Exercise requirements =>
A - Please reproduce everything in the p-value thread below, from "With more information" down to "context for this?".
B - Pick up the p-value thread below after its final sentence and keep writing it.
--- Begin Passage to read ---
Unknown p-value calculation I was recently debugging an R script and I found something very weird, the author defined their own p-value function
pval <- function(x, y){
    if (x+y<20) { # x + y is small, requires R.basic
        p1<- nChooseK(x+y,x) * 2^-(x+y+1);
        p2<- nChooseK(x+y,y) * 2^-(x+y+1);
        pvalue = max(p1, p2)
    }
    else { # if x+y is large, use approximation
        log_p1 <- (x+y)*log(x+y) - x*log(x) - y*log(y) - (x+y+1)*log(2);
        pvalue<-exp(log_p1);
    }
    return(pvalue)
}

Where X and Y are values positive values greater than 0. The <20 case seems to be a calculation for some kind of hypergeometric distribution (something similar to Fisher test?) and does anyone know what the other calculation is? As a sidenote, I am trying to optimize this code so trying to figure out the proper R function to call and replace this with.
Edit: Paper detailing formula for p-value calculation can be found here (need to click pdf 
to see the formulas) Methods start on page 8 of the pdf and the formula in question can be found on page 9 under (1). The distribution they assume is a Poisson.
 A: The second thing looks like it is an approximation to the calculation being used for the x+y < 20 case, but based off the Stirling approximation.
Normally when it's being used for this sort of approximation, people would use at least the next additional term (the factor of $\sqrt{2\pi n}$ in the approximation for $n!$), which would improve the relative approximation substantially for small $n$.
For example, if $x$ and $y$ are both 10, the first calculation gives about 0.088 while the approximation when the factor of $\sqrt{2\pi n}$ is included in all the terms is about 0.089, close enough for most purposes... but omitting that term in the approximation gives 0.5 - which is really not close enough!  The author of that function clearly hasn't bothered to check the accuracy of his approximation at the boundary case.
For this purpose, the author should probably simply have called the built in lgamma function - specifically, by using this instead of what he has for log_p1:
log_p1 <- lgamma(x+y+1)-lgamma(x+1)-lgamma(y+1)-(x+y+1)*log(2)

which results in the answer he's trying to approximate (since lgamma(x+1) actually returns $\log(x!)$, the very thing he's trying to approximate - poorly - via Stirling approximation).
Similarly, I'm not sure why the author doesn't use the built in choose function in the first part, a function which comes in the standard distribution of R. For that matter, the relevant distribution function is probably built-in too.
You don't really need two separate cases; the lgamma one works just fine right down to the smallest values. On the other hand, the choose function works for pretty big values (e.g. choose(1000,500) works just fine). The safer option is probably lgamma, though you'd need to have quite large $x$ and $y$ before it was an issue.
With more information it should be possible to identify the source of the test. My guess is the writer has taken it from somewhere, so it should be possible to track it down. Do you have some context for this?
When you say 'optimize' do you mean make it faster, shorter, more maintainable, or something else?
--- End Passage to read ---
--- Begin Dataset ---
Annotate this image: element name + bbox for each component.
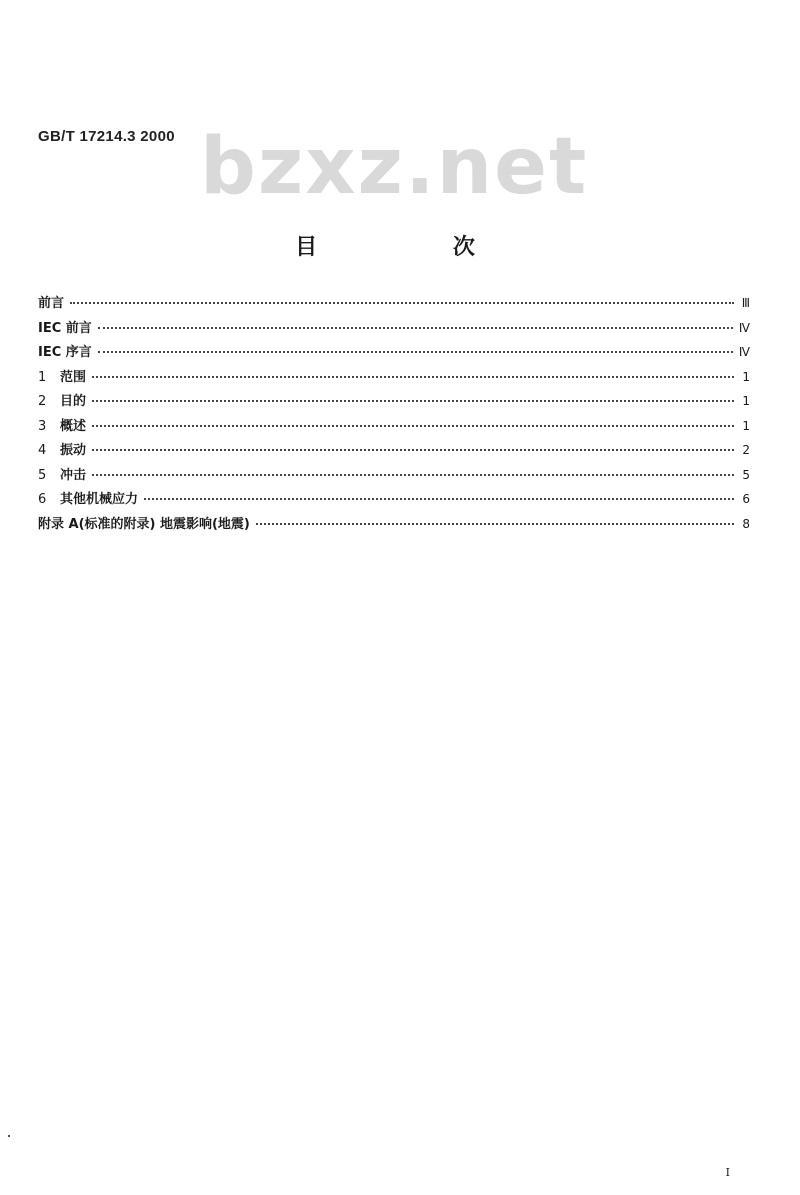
toc-leader-dots: [256, 523, 734, 525]
toc-entry-number: 4: [38, 443, 47, 458]
toc-entry-page: Ⅳ: [738, 345, 750, 359]
toc-leader-dots: [92, 425, 734, 427]
toc-entry-label: 概述: [60, 418, 87, 434]
page-number: I: [725, 1166, 730, 1179]
toc-entry-page: Ⅳ: [738, 320, 750, 335]
toc-entry-label: IEC 序言: [38, 345, 92, 360]
toc-entry-label: 振动: [60, 443, 87, 458]
toc-leader-dots: [92, 449, 734, 451]
toc-title: 目 次: [295, 235, 539, 260]
watermark: bzxz.net: [200, 122, 589, 212]
toc-leader-dots: [144, 498, 734, 500]
toc-leader-dots: [98, 351, 733, 353]
toc-entry-label: 冲击: [60, 467, 87, 483]
toc-entry-label: 范围: [60, 369, 87, 385]
toc-entry-page: 2: [742, 443, 750, 457]
toc-entry-page: 6: [742, 492, 750, 506]
toc-leader-dots: [92, 376, 734, 378]
toc-entry-vibration[interactable]: [38, 439, 750, 464]
toc-entry-number: 1: [38, 369, 47, 385]
toc-entry-preface[interactable]: [38, 292, 750, 317]
toc-entry-iec-foreword[interactable]: [38, 317, 750, 342]
toc-entry-label: 目的: [60, 394, 87, 409]
standard-number: GB/T 17214.3 2000: [38, 128, 175, 145]
toc-entry-page: 1: [742, 369, 750, 384]
toc-entry-number: 5: [38, 467, 47, 483]
toc-entry-number: 6: [38, 492, 47, 507]
toc-entry-label: IEC 前言: [38, 320, 92, 336]
toc-entry-shock[interactable]: [38, 464, 750, 489]
toc-leader-dots: [98, 327, 733, 329]
scan-speck: [8, 1135, 10, 1137]
toc-entry-label: 前言: [38, 296, 65, 311]
table-of-contents: [38, 292, 750, 537]
toc-leader-dots: [92, 400, 734, 402]
toc-leader-dots: [92, 474, 734, 476]
toc-entry-annex-a[interactable]: [38, 513, 750, 538]
toc-entry-other-mechanical-stress[interactable]: [38, 488, 750, 513]
toc-entry-object[interactable]: [38, 390, 750, 415]
toc-entry-scope[interactable]: [38, 366, 750, 391]
toc-entry-page: 1: [742, 418, 750, 433]
toc-leader-dots: [70, 302, 734, 304]
toc-entry-page: 5: [742, 467, 750, 482]
toc-entry-number: 3: [38, 418, 47, 434]
toc-entry-label: 附录 A(标准的附录) 地震影响(地震): [38, 516, 250, 532]
toc-entry-page: Ⅲ: [741, 296, 750, 310]
toc-entry-label: 其他机械应力: [60, 492, 139, 507]
toc-entry-iec-introduction[interactable]: [38, 341, 750, 366]
toc-entry-page: 1: [742, 394, 750, 408]
toc-entry-page: 8: [742, 516, 750, 531]
toc-entry-general[interactable]: [38, 415, 750, 440]
toc-entry-number: 2: [38, 394, 47, 409]
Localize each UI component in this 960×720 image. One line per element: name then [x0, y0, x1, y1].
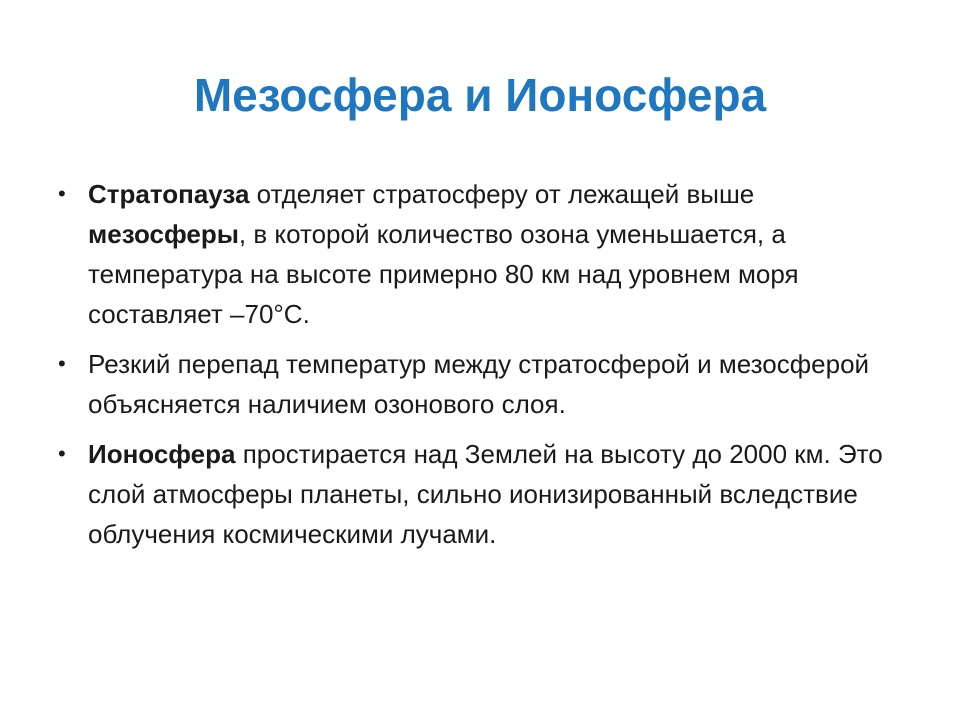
bullet-item-ionosphere — [58, 434, 888, 554]
bullet-text: простирается над Землей на высоту до 2000 км. Это слой атмосферы планеты, сильно ионизированный вследствие облучения космическими лучами. — [88, 439, 883, 549]
term-mesosphere: мезосферы — [88, 219, 239, 249]
term-stratopause: Стратопауза — [88, 179, 250, 209]
bullet-item-temperature-drop — [58, 344, 888, 424]
bullet-item-stratopause — [58, 174, 888, 334]
bullet-icon: • — [58, 181, 66, 206]
bullet-list — [58, 174, 888, 564]
bullet-text: Резкий перепад температур между стратосферой и мезосферой объясняется наличием озонового слоя. — [88, 349, 870, 419]
bullet-icon: • — [58, 351, 66, 376]
bullet-text: отделяет стратосферу от лежащей выше — [249, 179, 755, 209]
bullet-icon: • — [58, 441, 66, 466]
term-ionosphere: Ионосфера — [88, 439, 236, 469]
bullet-text: , в которой количество озона уменьшается, а температура на высоте примерно 80 км над уровнем моря составляет –70°С. — [88, 219, 799, 329]
slide-title: Мезосфера и Ионосфера — [193, 69, 767, 121]
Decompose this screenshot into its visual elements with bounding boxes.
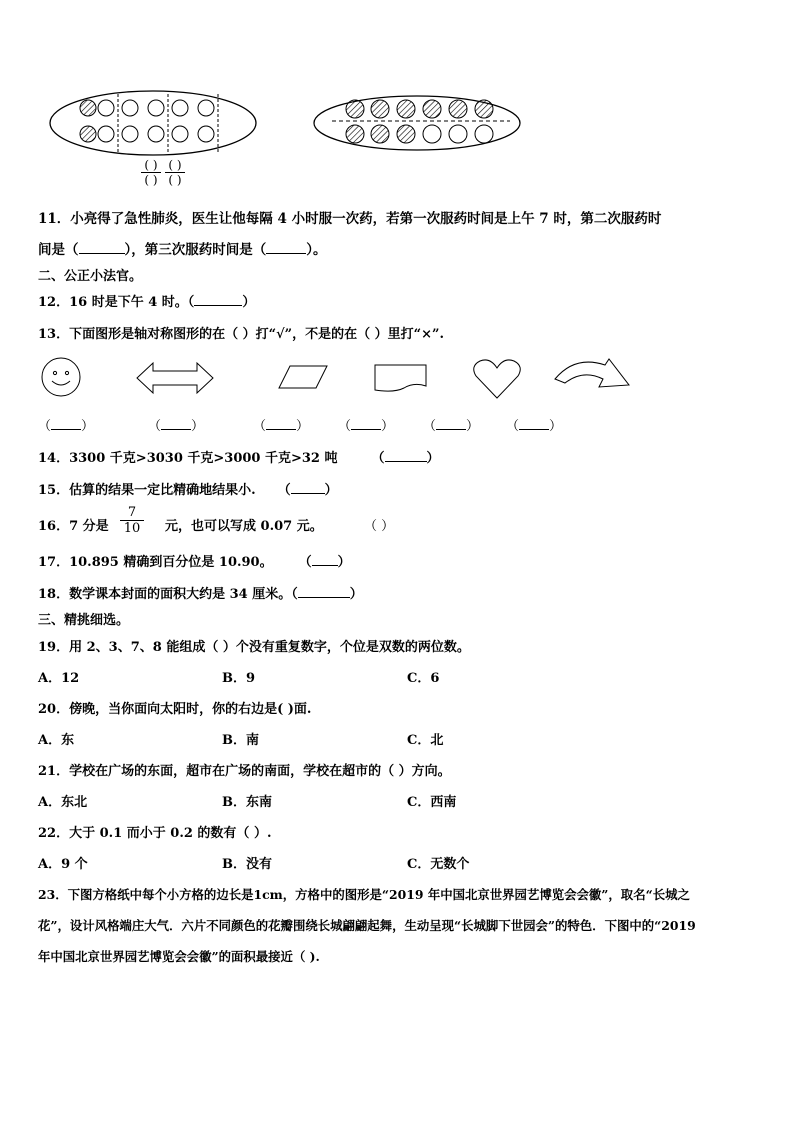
q11-text-a: 间是（ [38, 242, 79, 258]
circle [122, 100, 138, 116]
q22-option-a[interactable]: A．9 个 [38, 857, 88, 872]
shaded-circle [449, 100, 467, 118]
q21-option-b[interactable]: B．东南 [222, 795, 272, 810]
q21-option-a[interactable]: A．东北 [38, 795, 88, 810]
parallelogram-icon [278, 365, 328, 389]
right-fraction [165, 158, 185, 187]
fraction-numerator: ( ) [165, 158, 185, 173]
circle [172, 126, 188, 142]
q16-pre: 16．7 分是 [38, 519, 109, 534]
q16-fraction: $\frac{7}{10}$ [120, 505, 144, 536]
q11-answer-blank-1[interactable] [79, 241, 125, 254]
q20-text: 20．傍晚，当你面向太阳时，你的右边是( )面. [38, 702, 312, 717]
left-fraction [141, 158, 161, 187]
q20-option-a[interactable]: A．东 [38, 733, 75, 748]
q22-option-b[interactable]: B．没有 [222, 857, 272, 872]
q15: 15．估算的结果一定比精确地结果小. （ ） [38, 483, 338, 498]
shaded-circle [423, 100, 441, 118]
fraction-numerator: ( ) [141, 158, 161, 173]
q12-text: 12．16 时是下午 4 时。（ [38, 295, 195, 310]
q17: 17．10.895 精确到百分位是 10.90。 （ ） [38, 555, 351, 570]
q11-line1: 11．小亮得了急性肺炎，医生让他每隔 4 小时服一次药，若第一次服药时间是上午 7 时，第二次服药时 [38, 211, 662, 227]
right-oval-figure [312, 93, 522, 153]
fraction-denominator: ( ) [144, 173, 158, 187]
q13-blank-6[interactable]: （ ） [506, 419, 563, 434]
q19-option-c[interactable]: C．6 [407, 671, 440, 686]
q11-text-b: ），第三次服药时间是（ [124, 242, 267, 258]
q17-answer-blank[interactable] [312, 553, 338, 566]
shaded-circle [80, 126, 96, 142]
q11-line2 [38, 238, 327, 258]
q19-text: 19．用 2、3、7、8 能组成（ ）个没有重复数字，个位是双数的两位数。 [38, 640, 470, 655]
q12-close: ） [242, 295, 256, 310]
q15-text: 15．估算的结果一定比精确地结果小. [38, 483, 256, 498]
section-3-heading: 三、精挑细选。 [38, 613, 130, 628]
q20-option-c[interactable]: C．北 [407, 733, 444, 748]
circle [475, 125, 493, 143]
shaded-circle [346, 100, 364, 118]
fraction-denominator: ( ) [168, 173, 182, 187]
q11-text-c: ）。 [306, 242, 327, 258]
q14: 14．3300 千克>3030 千克>3000 千克>32 吨 （ ） [38, 451, 440, 466]
q14-text: 14．3300 千克>3030 千克>3000 千克>32 吨 [38, 451, 338, 466]
q14-answer-blank[interactable] [385, 449, 427, 462]
q23-line1: 23．下图方格纸中每个小方格的边长是1cm，方格中的图形是“2019 年中国北京世界园艺博览会会徽”，取名“长城之 [38, 887, 690, 902]
q15-answer-blank[interactable] [291, 481, 325, 494]
circle [198, 100, 214, 116]
q13-blank-3[interactable]: （ ） [253, 419, 310, 434]
q18-answer-blank[interactable] [298, 585, 350, 598]
shaded-circle [371, 125, 389, 143]
q23-line3: 年中国北京世界园艺博览会会徽”的面积最接近（ ). [38, 949, 320, 964]
circle [172, 100, 188, 116]
q19-option-b[interactable]: B．9 [222, 671, 256, 686]
shaded-circle [397, 125, 415, 143]
shaded-circle [475, 100, 493, 118]
q20-option-b[interactable]: B．南 [222, 733, 259, 748]
curved-arrow-icon [553, 357, 633, 395]
q13-blank-5[interactable]: （ ） [423, 419, 480, 434]
q22-text: 22．大于 0.1 而小于 0.2 的数有（ ）. [38, 826, 272, 841]
q22-option-c[interactable]: C．无数个 [407, 857, 470, 872]
q16-answer-blank[interactable]: （ ） [364, 519, 395, 534]
q13-blank-4[interactable]: （ ） [338, 419, 395, 434]
q18-text: 18．数学课本封面的面积大约是 34 厘米。（ [38, 587, 298, 602]
circle [148, 126, 164, 142]
section-2-heading: 二、公正小法官。 [38, 269, 143, 284]
q12-answer-blank[interactable] [194, 293, 242, 306]
shaded-circle [80, 100, 96, 116]
q19-option-a[interactable]: A．12 [38, 671, 80, 686]
circle [449, 125, 467, 143]
q11-answer-blank-2[interactable] [266, 241, 306, 254]
shaded-circle [397, 100, 415, 118]
shaded-circle [346, 125, 364, 143]
heart-icon [472, 358, 522, 400]
circle [98, 100, 114, 116]
circle [148, 100, 164, 116]
circle [98, 126, 114, 142]
smiley-face-icon [40, 356, 82, 398]
q23-line2: 花”，设计风格端庄大气．六片不同颜色的花瓣围绕长城翩翩起舞，生动呈现“长城脚下世园会”的特色．下图中的“2019 [38, 918, 696, 933]
q16-post: 元，也可以写成 0.07 元。 [165, 519, 323, 534]
q13-blank-2[interactable]: （ ） [148, 419, 205, 434]
q18: 18．数学课本封面的面积大约是 34 厘米。（ ） [38, 587, 363, 602]
q12 [38, 291, 255, 310]
q13-text: 13．下面图形是轴对称图形的在（ ）打“√”，不是的在（ ）里打“×”. [38, 327, 445, 342]
flag-shape-icon [374, 364, 428, 394]
circle [122, 126, 138, 142]
double-arrow-icon [135, 361, 215, 395]
q21-option-c[interactable]: C．西南 [407, 795, 457, 810]
q21-text: 21．学校在广场的东面，超市在广场的南面，学校在超市的（ ）方向。 [38, 764, 451, 779]
circle [198, 126, 214, 142]
q17-text: 17．10.895 精确到百分位是 10.90。 [38, 555, 273, 570]
left-oval-figure [48, 88, 258, 158]
shaded-circle [371, 100, 389, 118]
q13-blank-1[interactable]: （ ） [38, 419, 95, 434]
circle [423, 125, 441, 143]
--- End Dataset ---
Results for each task =>
A -
With more information it should be possible to identify the source of the test. My guess is the writer has taken it from somewhere, so it should be possible to track it down. Do you have some context for this?

B -
Edit after quickly reading over the paper:
The authors appear to be wrong on a number of points. Fisher's exact test doesn't assume the margins are fixed, it simply conditions on them, which is not the same thing at all, as discussed, for example, here, with references. Indeed, they seem pretty much completely ignorant of the debate over conditioning on margins and why it is done. The links there are worth reading.
The paper's authors do at least seem to understand that the probabilities they give must be cumulated to give p-values; for example near the middle of the first column of page 5 (emphasis mine):

The statistical significance according to
Fisher’s exact test for such a result is 4.6% (two-tail
P-value, i.e., the probability for such a table to occur
in the hypothesis that actin EST frequencies are independent
of the cDNA libraries). In comparison,
the P-value computed from the cumulative form
(Equation 9, see Methods) of Equation 2 (i.e., for the
relative frequency of actin ESTs to be the same in
both libraries, given that at least 11 cognate ESTs are
observed in the liver library after two were observed
in the brain library) is 1.6%.

(though I am not sure I agree with their calculation of the value there; I'd have to check carefully to see what they're actually doing with the other tail.)
I don't think the program does that.
Beware, however, that their analysis is not a standard binomial test; they use a Bayesian argument to derive a p-value in an otherwise frequentist test. They also seem - somewhat oddly, to my mind - to condition on $x$, rather than $x+y$. This means that they must end up with something like a negative binomial rather than a binomial, but I find the paper really badly organized and terribly badly explained (and I'm used to working out what's going on in statistics papers), so I am not going to be certain unless I go through carefully.
I'm not even convinced that the sum of their probabilities are 1 at this point.
There's a lot more to be said here, but the question isn't about the paper, it's about the implementation in the program.
--
Anyway, the upshot is, at least the paper correctly identifies that p-values consist of a sum of probabilities like those in equation 2, but the program doesn't. (See eqn 9a and 9b in the Methods section of the paper.)
The code is simply wrong on that.
[You could use pbinom, as @whuber's comment would imply, to work out the individual probabilities (but not the tail, since it's not a binomial test as they structure it) but then there's an extra factor of 1/2 in their equation 2 so if you want to replicate the results in the paper, you need to alter them.]
You can obtain it, with some fiddling, from pnbinom -
The usual forms of the negative binomial are either the number of trials to the $k^\rm{th}$ success or the number of failures to the $k^\rm{th}$ success. The two are equivalent; Wikipedia gives the second form here. The probability function is:
$$
{k+r-1 \choose k}\cdot (1-p)^r p^k,\!
$$
The equation 2 on p4 (and so also eqn 1 on p3) is a negative binomial, but shifted by 1. Let $p = N_1/(N_1+N_2)$, $k=x$ and $r = y+1$.
This makes me concerned that since the limits on $y$ have not been similarly shifted, that their probabilities may not even add to 1.
That would be bad.